## Set problem
Put every line of text in the data below into one numbered list, omitting blank lines. Leave the pictures out of your answer.

Start Data provided

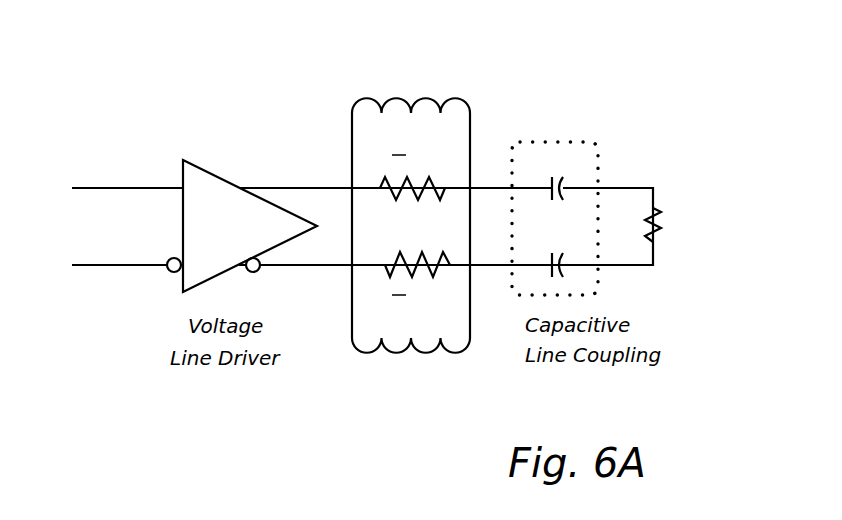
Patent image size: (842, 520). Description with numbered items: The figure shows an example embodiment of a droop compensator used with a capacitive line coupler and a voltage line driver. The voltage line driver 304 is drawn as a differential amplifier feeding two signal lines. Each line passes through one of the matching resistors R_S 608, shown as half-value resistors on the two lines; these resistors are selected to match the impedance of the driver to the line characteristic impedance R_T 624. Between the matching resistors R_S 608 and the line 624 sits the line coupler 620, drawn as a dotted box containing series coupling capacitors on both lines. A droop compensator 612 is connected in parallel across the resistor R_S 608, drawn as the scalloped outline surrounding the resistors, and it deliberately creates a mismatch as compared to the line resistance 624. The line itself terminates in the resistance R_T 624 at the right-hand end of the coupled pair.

The voltage line driver 304 is at (242, 226).
The matching resistors R_S 608 is at (381, 196).
The droop compensator 612 is at (455, 98).
The line coupler 620 is at (572, 142).
The line characteristic impedance R_T 624 is at (658, 208).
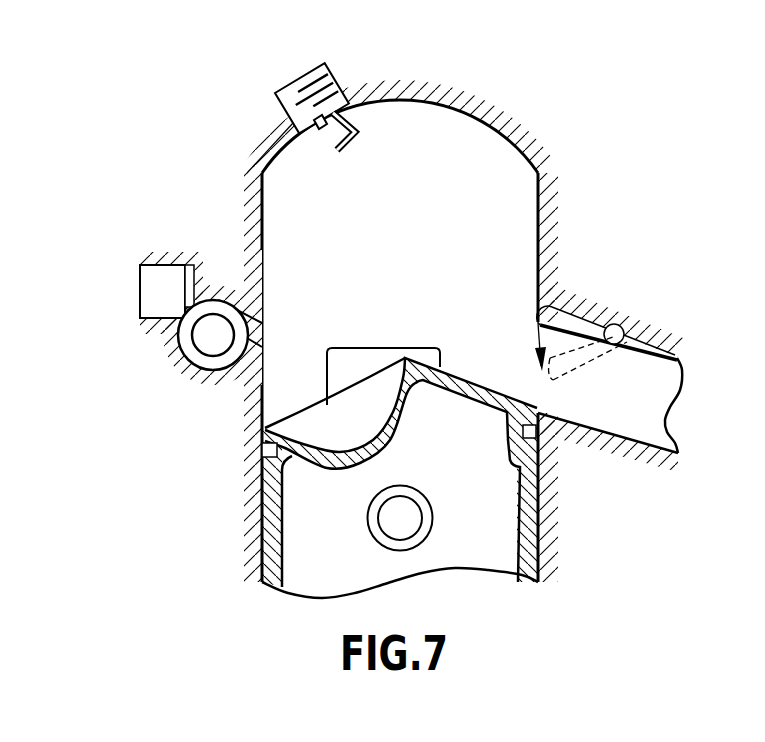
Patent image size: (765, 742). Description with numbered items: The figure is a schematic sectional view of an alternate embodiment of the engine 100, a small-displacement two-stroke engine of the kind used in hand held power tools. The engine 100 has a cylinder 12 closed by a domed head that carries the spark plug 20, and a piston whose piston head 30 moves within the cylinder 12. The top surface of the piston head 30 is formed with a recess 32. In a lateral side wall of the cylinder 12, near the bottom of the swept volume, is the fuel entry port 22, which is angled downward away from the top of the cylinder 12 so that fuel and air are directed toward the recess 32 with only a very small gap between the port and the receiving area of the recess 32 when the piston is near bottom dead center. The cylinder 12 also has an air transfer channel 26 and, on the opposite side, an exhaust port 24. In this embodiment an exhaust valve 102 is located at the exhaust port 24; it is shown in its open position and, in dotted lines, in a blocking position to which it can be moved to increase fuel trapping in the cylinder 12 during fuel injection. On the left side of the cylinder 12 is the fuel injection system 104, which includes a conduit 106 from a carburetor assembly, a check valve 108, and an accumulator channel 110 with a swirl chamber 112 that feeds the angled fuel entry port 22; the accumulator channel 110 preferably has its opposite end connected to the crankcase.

The engine 100 is at (226, 126).
The cylinder 12 is at (432, 97).
The spark plug 20 is at (291, 93).
The fuel entry port 22 is at (265, 334).
The exhaust port 24 is at (590, 422).
The air transfer channel 26 is at (362, 350).
The piston head 30 is at (400, 478).
The recess 32 is at (384, 418).
The exhaust valve 102 is at (580, 308).
The fuel injection system 104 is at (136, 279).
The conduit 106 is at (157, 320).
The check valve 108 is at (184, 262).
The accumulator channel 110 is at (207, 348).
The swirl chamber 112 is at (213, 372).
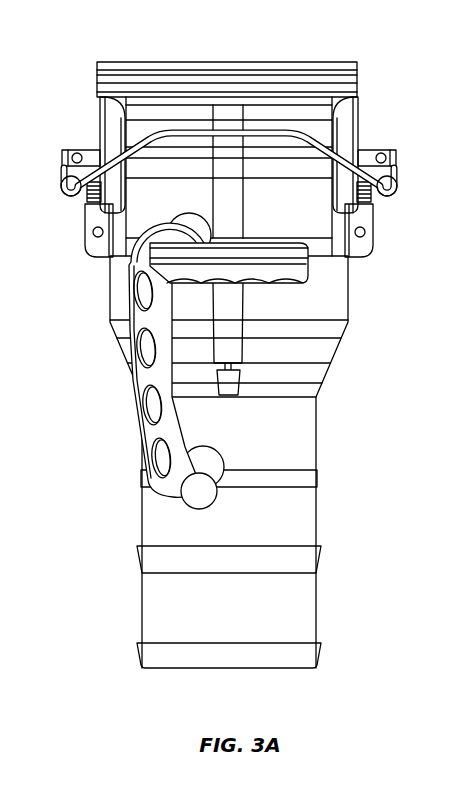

End Data provided

## Answer for the task
1. Patent image size: (842, 520). Description with numbered items: The figure shows an example embodiment of a droop compensator used with a capacitive line coupler and a voltage line driver. The voltage line driver 304 is drawn as a differential amplifier feeding two signal lines. Each line passes through one of the matching resistors R_S 608, shown as half-value resistors on the two lines; these resistors are selected to match the impedance of the driver to the line characteristic impedance R_T 624. Between the matching resistors R_S 608 and the line 624 sits the line coupler 620, drawn as a dotted box containing series coupling capacitors on both lines. A droop compensator 612 is connected in parallel across the resistor R_S 608, drawn as the scalloped outline surrounding the resistors, and it deliberately creates a mismatch as compared to the line resistance 624. The line itself terminates in the resistance R_T 624 at the right-hand end of the coupled pair.
2. The voltage line driver 304 is at (242, 226).
3. The matching resistors R_S 608 is at (381, 196).
4. The droop compensator 612 is at (455, 98).
5. The line coupler 620 is at (572, 142).
6. The line characteristic impedance R_T 624 is at (658, 208).
7. Patent image size: (765, 742). Description with numbered items: The figure is a schematic sectional view of an alternate embodiment of the engine 100, a small-displacement two-stroke engine of the kind used in hand held power tools. The engine 100 has a cylinder 12 closed by a domed head that carries the spark plug 20, and a piston whose piston head 30 moves within the cylinder 12. The top surface of the piston head 30 is formed with a recess 32. In a lateral side wall of the cylinder 12, near the bottom of the swept volume, is the fuel entry port 22, which is angled downward away from the top of the cylinder 12 so that fuel and air are directed toward the recess 32 with only a very small gap between the port and the receiving area of the recess 32 when the piston is near bottom dead center. The cylinder 12 also has an air transfer channel 26 and, on the opposite side, an exhaust port 24. In this embodiment an exhaust valve 102 is located at the exhaust port 24; it is shown in its open position and, in dotted lines, in a blocking position to which it can be moved to increase fuel trapping in the cylinder 12 during fuel injection. On the left side of the cylinder 12 is the fuel injection system 104, which includes a conduit 106 from a carburetor assembly, a check valve 108, and an accumulator channel 110 with a swirl chamber 112 that feeds the angled fuel entry port 22; the accumulator channel 110 preferably has its opposite end connected to the crankcase.
8. The engine 100 is at (226, 126).
9. The cylinder 12 is at (432, 97).
10. The spark plug 20 is at (291, 93).
11. The fuel entry port 22 is at (265, 334).
12. The exhaust port 24 is at (590, 422).
13. The air transfer channel 26 is at (362, 350).
14. The piston head 30 is at (400, 478).
15. The recess 32 is at (384, 418).
16. The exhaust valve 102 is at (580, 308).
17. The fuel injection system 104 is at (136, 279).
18. The conduit 106 is at (157, 320).
19. The check valve 108 is at (184, 262).
20. The accumulator channel 110 is at (207, 348).
21. The swirl chamber 112 is at (213, 372).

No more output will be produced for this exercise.